Directions for this task -
Retype the data that follows line by line, exactly, and leave its pictures out.
■ ■ ■ ■ ■ ■ ■
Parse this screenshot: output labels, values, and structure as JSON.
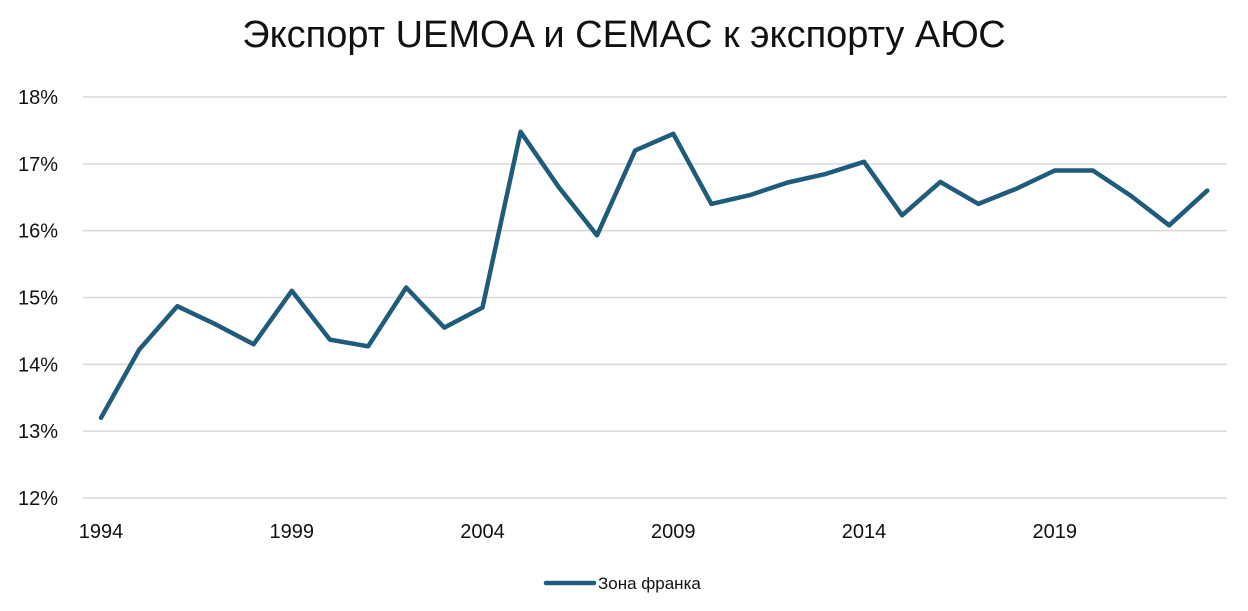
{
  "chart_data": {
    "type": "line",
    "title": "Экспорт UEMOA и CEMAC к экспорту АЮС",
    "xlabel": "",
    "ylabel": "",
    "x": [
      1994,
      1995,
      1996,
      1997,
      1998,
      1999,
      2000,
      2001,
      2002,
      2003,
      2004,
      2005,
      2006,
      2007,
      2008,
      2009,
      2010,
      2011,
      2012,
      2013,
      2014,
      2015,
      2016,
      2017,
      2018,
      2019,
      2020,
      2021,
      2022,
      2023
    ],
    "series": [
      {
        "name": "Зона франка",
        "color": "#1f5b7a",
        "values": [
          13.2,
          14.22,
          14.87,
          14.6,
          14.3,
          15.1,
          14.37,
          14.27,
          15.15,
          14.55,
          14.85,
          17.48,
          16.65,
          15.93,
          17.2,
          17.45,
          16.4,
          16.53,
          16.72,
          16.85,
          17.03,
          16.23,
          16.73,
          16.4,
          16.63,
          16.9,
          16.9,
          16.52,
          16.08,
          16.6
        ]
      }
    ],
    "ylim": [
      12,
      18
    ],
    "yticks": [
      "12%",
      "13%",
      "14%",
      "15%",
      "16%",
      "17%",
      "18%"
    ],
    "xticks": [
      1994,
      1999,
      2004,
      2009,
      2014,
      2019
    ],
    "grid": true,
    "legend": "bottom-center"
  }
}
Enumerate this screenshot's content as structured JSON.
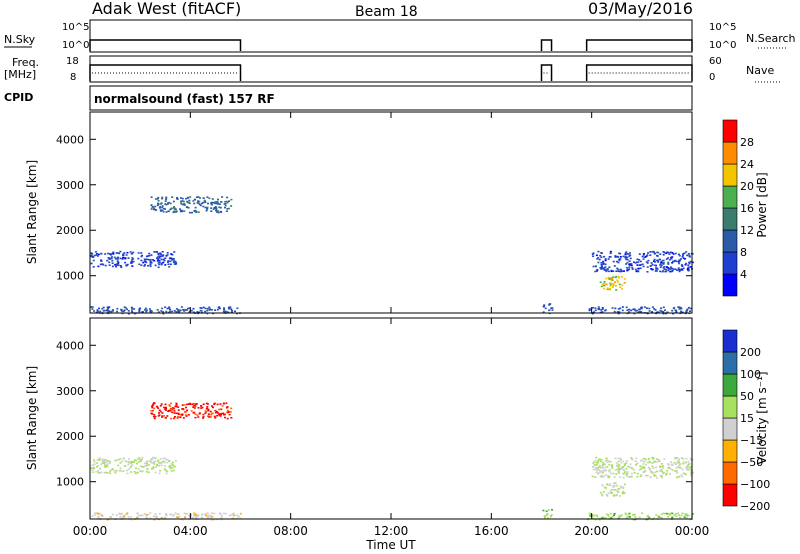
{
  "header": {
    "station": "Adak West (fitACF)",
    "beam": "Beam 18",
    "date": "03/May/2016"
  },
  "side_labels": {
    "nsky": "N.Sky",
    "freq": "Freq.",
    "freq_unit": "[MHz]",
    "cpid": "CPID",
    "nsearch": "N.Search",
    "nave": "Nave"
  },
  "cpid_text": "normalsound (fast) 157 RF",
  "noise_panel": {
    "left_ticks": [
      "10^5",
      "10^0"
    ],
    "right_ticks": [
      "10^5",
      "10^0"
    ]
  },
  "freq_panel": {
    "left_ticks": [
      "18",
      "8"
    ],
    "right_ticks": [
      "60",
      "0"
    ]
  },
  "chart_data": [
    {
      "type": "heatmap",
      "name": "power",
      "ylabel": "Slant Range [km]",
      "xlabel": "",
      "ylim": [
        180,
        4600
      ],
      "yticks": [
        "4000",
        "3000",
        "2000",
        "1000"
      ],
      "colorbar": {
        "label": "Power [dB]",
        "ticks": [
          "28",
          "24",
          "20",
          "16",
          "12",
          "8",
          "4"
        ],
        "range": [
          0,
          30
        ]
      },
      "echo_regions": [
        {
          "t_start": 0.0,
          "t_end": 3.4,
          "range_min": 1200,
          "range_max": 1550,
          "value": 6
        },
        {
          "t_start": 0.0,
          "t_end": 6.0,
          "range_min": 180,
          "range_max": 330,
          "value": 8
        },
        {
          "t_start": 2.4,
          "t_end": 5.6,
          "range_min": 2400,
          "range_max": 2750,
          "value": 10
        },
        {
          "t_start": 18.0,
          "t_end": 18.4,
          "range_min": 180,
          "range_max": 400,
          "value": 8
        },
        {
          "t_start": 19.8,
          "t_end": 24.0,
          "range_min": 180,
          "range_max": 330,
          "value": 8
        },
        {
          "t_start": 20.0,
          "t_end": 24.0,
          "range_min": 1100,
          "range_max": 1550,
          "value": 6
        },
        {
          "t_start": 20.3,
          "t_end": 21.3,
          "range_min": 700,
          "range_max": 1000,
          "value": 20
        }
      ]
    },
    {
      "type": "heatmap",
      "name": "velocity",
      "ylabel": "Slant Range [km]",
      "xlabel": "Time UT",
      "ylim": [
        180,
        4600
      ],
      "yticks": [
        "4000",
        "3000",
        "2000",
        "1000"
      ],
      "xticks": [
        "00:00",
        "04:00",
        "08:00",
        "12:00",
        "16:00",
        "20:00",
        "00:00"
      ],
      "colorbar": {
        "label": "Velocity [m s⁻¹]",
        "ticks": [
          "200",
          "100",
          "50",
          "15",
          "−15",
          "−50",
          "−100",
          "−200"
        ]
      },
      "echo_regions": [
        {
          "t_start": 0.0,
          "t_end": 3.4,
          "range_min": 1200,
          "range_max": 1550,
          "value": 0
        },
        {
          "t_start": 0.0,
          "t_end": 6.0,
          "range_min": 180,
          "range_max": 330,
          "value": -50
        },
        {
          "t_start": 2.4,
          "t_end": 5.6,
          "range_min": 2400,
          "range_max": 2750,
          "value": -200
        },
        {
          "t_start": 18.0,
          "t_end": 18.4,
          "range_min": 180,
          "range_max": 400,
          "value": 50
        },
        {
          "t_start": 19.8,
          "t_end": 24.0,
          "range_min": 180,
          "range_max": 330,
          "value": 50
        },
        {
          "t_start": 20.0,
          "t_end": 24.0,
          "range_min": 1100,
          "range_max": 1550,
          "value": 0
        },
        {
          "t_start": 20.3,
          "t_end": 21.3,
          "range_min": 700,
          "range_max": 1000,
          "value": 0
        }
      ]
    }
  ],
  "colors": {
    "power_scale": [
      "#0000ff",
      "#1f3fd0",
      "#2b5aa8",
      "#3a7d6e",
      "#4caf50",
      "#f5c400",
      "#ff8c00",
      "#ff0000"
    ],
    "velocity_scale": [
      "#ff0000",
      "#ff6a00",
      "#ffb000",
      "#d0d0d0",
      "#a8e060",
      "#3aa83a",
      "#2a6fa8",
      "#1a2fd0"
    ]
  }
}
■ ■ ■ ■ ■ ■ ■
Solution for this problem -
Parse this screenshot: output labels, values, and structure as JSON.
{
  "chart_data": {
    "type": "line",
    "title": "Экспорт UEMOA и CEMAC к экспорту АЮС",
    "xlabel": "",
    "ylabel": "",
    "x": [
      1994,
      1995,
      1996,
      1997,
      1998,
      1999,
      2000,
      2001,
      2002,
      2003,
      2004,
      2005,
      2006,
      2007,
      2008,
      2009,
      2010,
      2011,
      2012,
      2013,
      2014,
      2015,
      2016,
      2017,
      2018,
      2019,
      2020,
      2021,
      2022,
      2023
    ],
    "series": [
      {
        "name": "Зона франка",
        "color": "#1f5b7a",
        "values": [
          13.2,
          14.22,
          14.87,
          14.6,
          14.3,
          15.1,
          14.37,
          14.27,
          15.15,
          14.55,
          14.85,
          17.48,
          16.65,
          15.93,
          17.2,
          17.45,
          16.4,
          16.53,
          16.72,
          16.85,
          17.03,
          16.23,
          16.73,
          16.4,
          16.63,
          16.9,
          16.9,
          16.52,
          16.08,
          16.6
        ]
      }
    ],
    "ylim": [
      12,
      18
    ],
    "yticks": [
      "12%",
      "13%",
      "14%",
      "15%",
      "16%",
      "17%",
      "18%"
    ],
    "xticks": [
      1994,
      1999,
      2004,
      2009,
      2014,
      2019
    ],
    "grid": true,
    "legend": "bottom-center"
  }
}
Enumerate this screenshot's content as structured JSON.
{
  "header": {
    "station": "Adak West (fitACF)",
    "beam": "Beam 18",
    "date": "03/May/2016"
  },
  "side_labels": {
    "nsky": "N.Sky",
    "freq": "Freq.",
    "freq_unit": "[MHz]",
    "cpid": "CPID",
    "nsearch": "N.Search",
    "nave": "Nave"
  },
  "cpid_text": "normalsound (fast) 157 RF",
  "noise_panel": {
    "left_ticks": [
      "10^5",
      "10^0"
    ],
    "right_ticks": [
      "10^5",
      "10^0"
    ]
  },
  "freq_panel": {
    "left_ticks": [
      "18",
      "8"
    ],
    "right_ticks": [
      "60",
      "0"
    ]
  },
  "chart_data": [
    {
      "type": "heatmap",
      "name": "power",
      "ylabel": "Slant Range [km]",
      "xlabel": "",
      "ylim": [
        180,
        4600
      ],
      "yticks": [
        "4000",
        "3000",
        "2000",
        "1000"
      ],
      "colorbar": {
        "label": "Power [dB]",
        "ticks": [
          "28",
          "24",
          "20",
          "16",
          "12",
          "8",
          "4"
        ],
        "range": [
          0,
          30
        ]
      },
      "echo_regions": [
        {
          "t_start": 0.0,
          "t_end": 3.4,
          "range_min": 1200,
          "range_max": 1550,
          "value": 6
        },
        {
          "t_start": 0.0,
          "t_end": 6.0,
          "range_min": 180,
          "range_max": 330,
          "value": 8
        },
        {
          "t_start": 2.4,
          "t_end": 5.6,
          "range_min": 2400,
          "range_max": 2750,
          "value": 10
        },
        {
          "t_start": 18.0,
          "t_end": 18.4,
          "range_min": 180,
          "range_max": 400,
          "value": 8
        },
        {
          "t_start": 19.8,
          "t_end": 24.0,
          "range_min": 180,
          "range_max": 330,
          "value": 8
        },
        {
          "t_start": 20.0,
          "t_end": 24.0,
          "range_min": 1100,
          "range_max": 1550,
          "value": 6
        },
        {
          "t_start": 20.3,
          "t_end": 21.3,
          "range_min": 700,
          "range_max": 1000,
          "value": 20
        }
      ]
    },
    {
      "type": "heatmap",
      "name": "velocity",
      "ylabel": "Slant Range [km]",
      "xlabel": "Time UT",
      "ylim": [
        180,
        4600
      ],
      "yticks": [
        "4000",
        "3000",
        "2000",
        "1000"
      ],
      "xticks": [
        "00:00",
        "04:00",
        "08:00",
        "12:00",
        "16:00",
        "20:00",
        "00:00"
      ],
      "colorbar": {
        "label": "Velocity [m s⁻¹]",
        "ticks": [
          "200",
          "100",
          "50",
          "15",
          "−15",
          "−50",
          "−100",
          "−200"
        ]
      },
      "echo_regions": [
        {
          "t_start": 0.0,
          "t_end": 3.4,
          "range_min": 1200,
          "range_max": 1550,
          "value": 0
        },
        {
          "t_start": 0.0,
          "t_end": 6.0,
          "range_min": 180,
          "range_max": 330,
          "value": -50
        },
        {
          "t_start": 2.4,
          "t_end": 5.6,
          "range_min": 2400,
          "range_max": 2750,
          "value": -200
        },
        {
          "t_start": 18.0,
          "t_end": 18.4,
          "range_min": 180,
          "range_max": 400,
          "value": 50
        },
        {
          "t_start": 19.8,
          "t_end": 24.0,
          "range_min": 180,
          "range_max": 330,
          "value": 50
        },
        {
          "t_start": 20.0,
          "t_end": 24.0,
          "range_min": 1100,
          "range_max": 1550,
          "value": 0
        },
        {
          "t_start": 20.3,
          "t_end": 21.3,
          "range_min": 700,
          "range_max": 1000,
          "value": 0
        }
      ]
    }
  ],
  "colors": {
    "power_scale": [
      "#0000ff",
      "#1f3fd0",
      "#2b5aa8",
      "#3a7d6e",
      "#4caf50",
      "#f5c400",
      "#ff8c00",
      "#ff0000"
    ],
    "velocity_scale": [
      "#ff0000",
      "#ff6a00",
      "#ffb000",
      "#d0d0d0",
      "#a8e060",
      "#3aa83a",
      "#2a6fa8",
      "#1a2fd0"
    ]
  }
}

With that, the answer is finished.